TASK PROMPT: Wherever "features" appears in a line, list that line.

INPUT ROWS:
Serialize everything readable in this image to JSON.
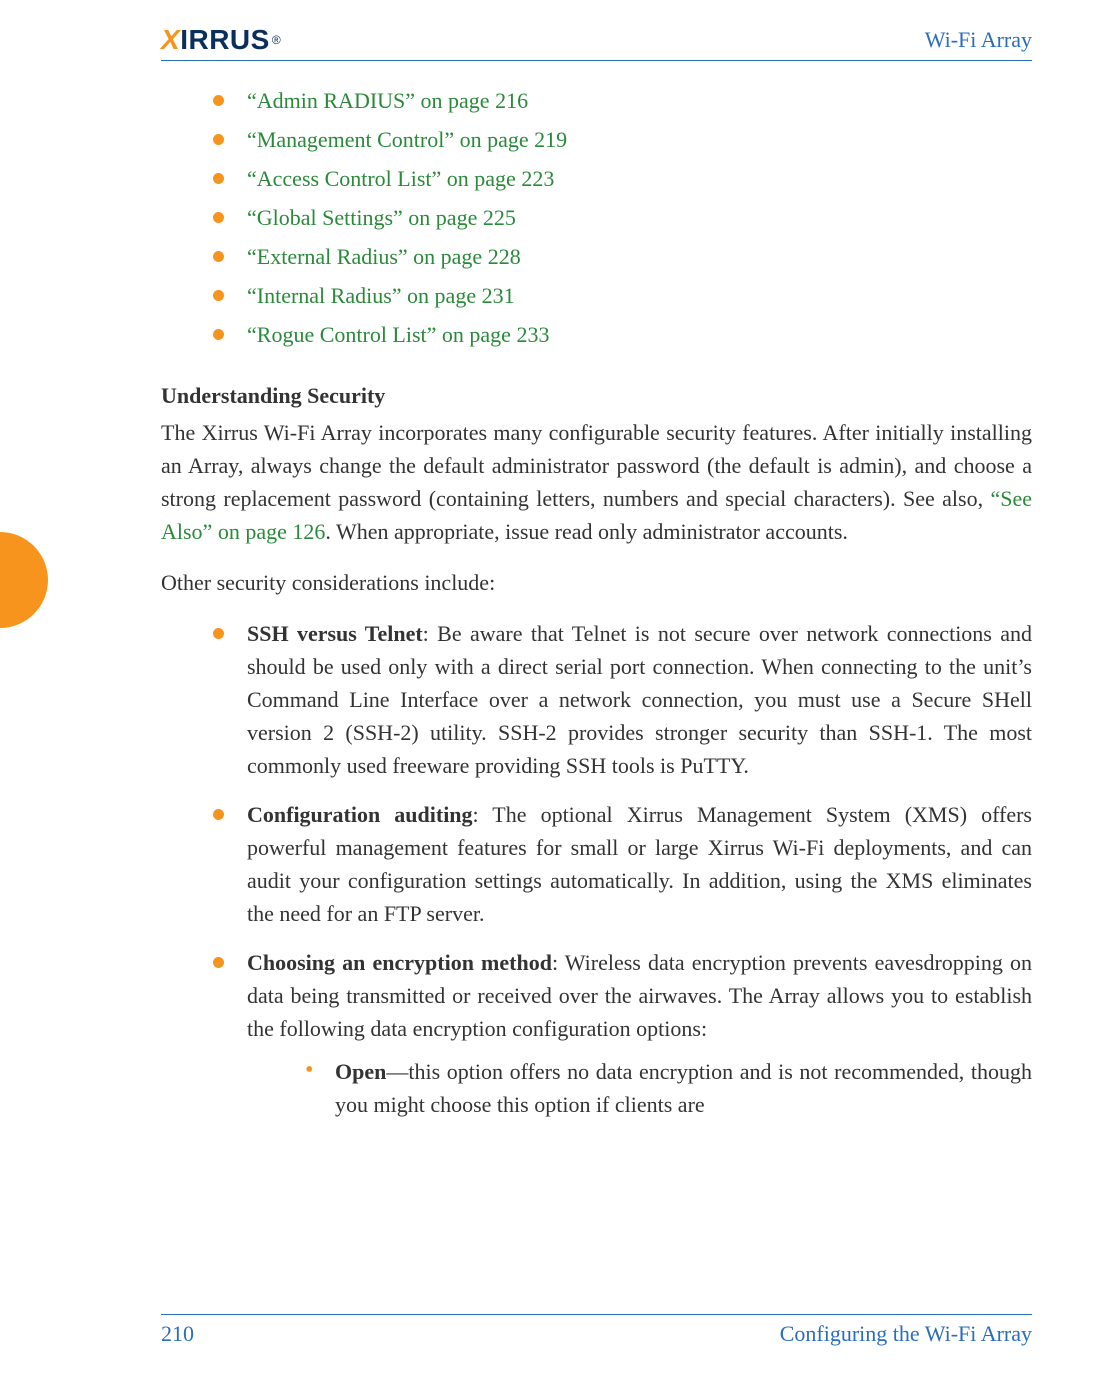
{
  "header": {
    "logo_text": "XIRRUS",
    "doc_title": "Wi-Fi Array"
  },
  "links": [
    "“Admin RADIUS” on page 216",
    "“Management Control” on page 219",
    "“Access Control List” on page 223",
    "“Global Settings” on page 225",
    "“External Radius” on page 228",
    "“Internal Radius” on page 231",
    "“Rogue Control List” on page 233"
  ],
  "section": {
    "heading": "Understanding Security",
    "para1_pre": "The Xirrus Wi-Fi Array incorporates many configurable security features. After initially installing an Array, always change the default administrator password (the default is admin), and choose a strong replacement password (containing letters, numbers and special characters). See also, ",
    "para1_link": "“See Also” on page 126",
    "para1_post": ". When appropriate, issue read only administrator accounts.",
    "para2": "Other security considerations include:"
  },
  "considerations": [
    {
      "lead": "SSH versus Telnet",
      "rest": ": Be aware that Telnet is not secure over network connections and should be used only with a direct serial port connection. When connecting to the unit’s Command Line Interface over a network connection, you must use a Secure SHell version 2 (SSH-2) utility. SSH-2 provides stronger security than SSH-1. The most commonly used freeware providing SSH tools is PuTTY."
    },
    {
      "lead": "Configuration auditing",
      "rest": ": The optional Xirrus Management System (XMS) offers powerful management features for small or large Xirrus Wi-Fi deployments, and can audit your configuration settings automatically. In addition, using the XMS eliminates the need for an FTP server."
    },
    {
      "lead": "Choosing an encryption method",
      "rest": ": Wireless data encryption prevents eavesdropping on data being transmitted or received over the airwaves. The Array allows you to establish the following data encryption configuration options:"
    }
  ],
  "encryption_options": [
    {
      "lead": "Open",
      "rest": "—this option offers no data encryption and is not recommended, though you might choose this option if clients are"
    }
  ],
  "footer": {
    "page_number": "210",
    "section_title": "Configuring the Wi-Fi Array"
  }
}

OUTPUT:
    "para1_pre": "The Xirrus Wi-Fi Array incorporates many configurable security features. After initially installing an Array, always change the default administrator password (the default is admin), and choose a strong replacement password (containing letters, numbers and special characters). See also, ",
      "rest": ": The optional Xirrus Management System (XMS) offers powerful management features for small or large Xirrus Wi-Fi deployments, and can audit your configuration settings automatically. In addition, using the XMS eliminates the need for an FTP server."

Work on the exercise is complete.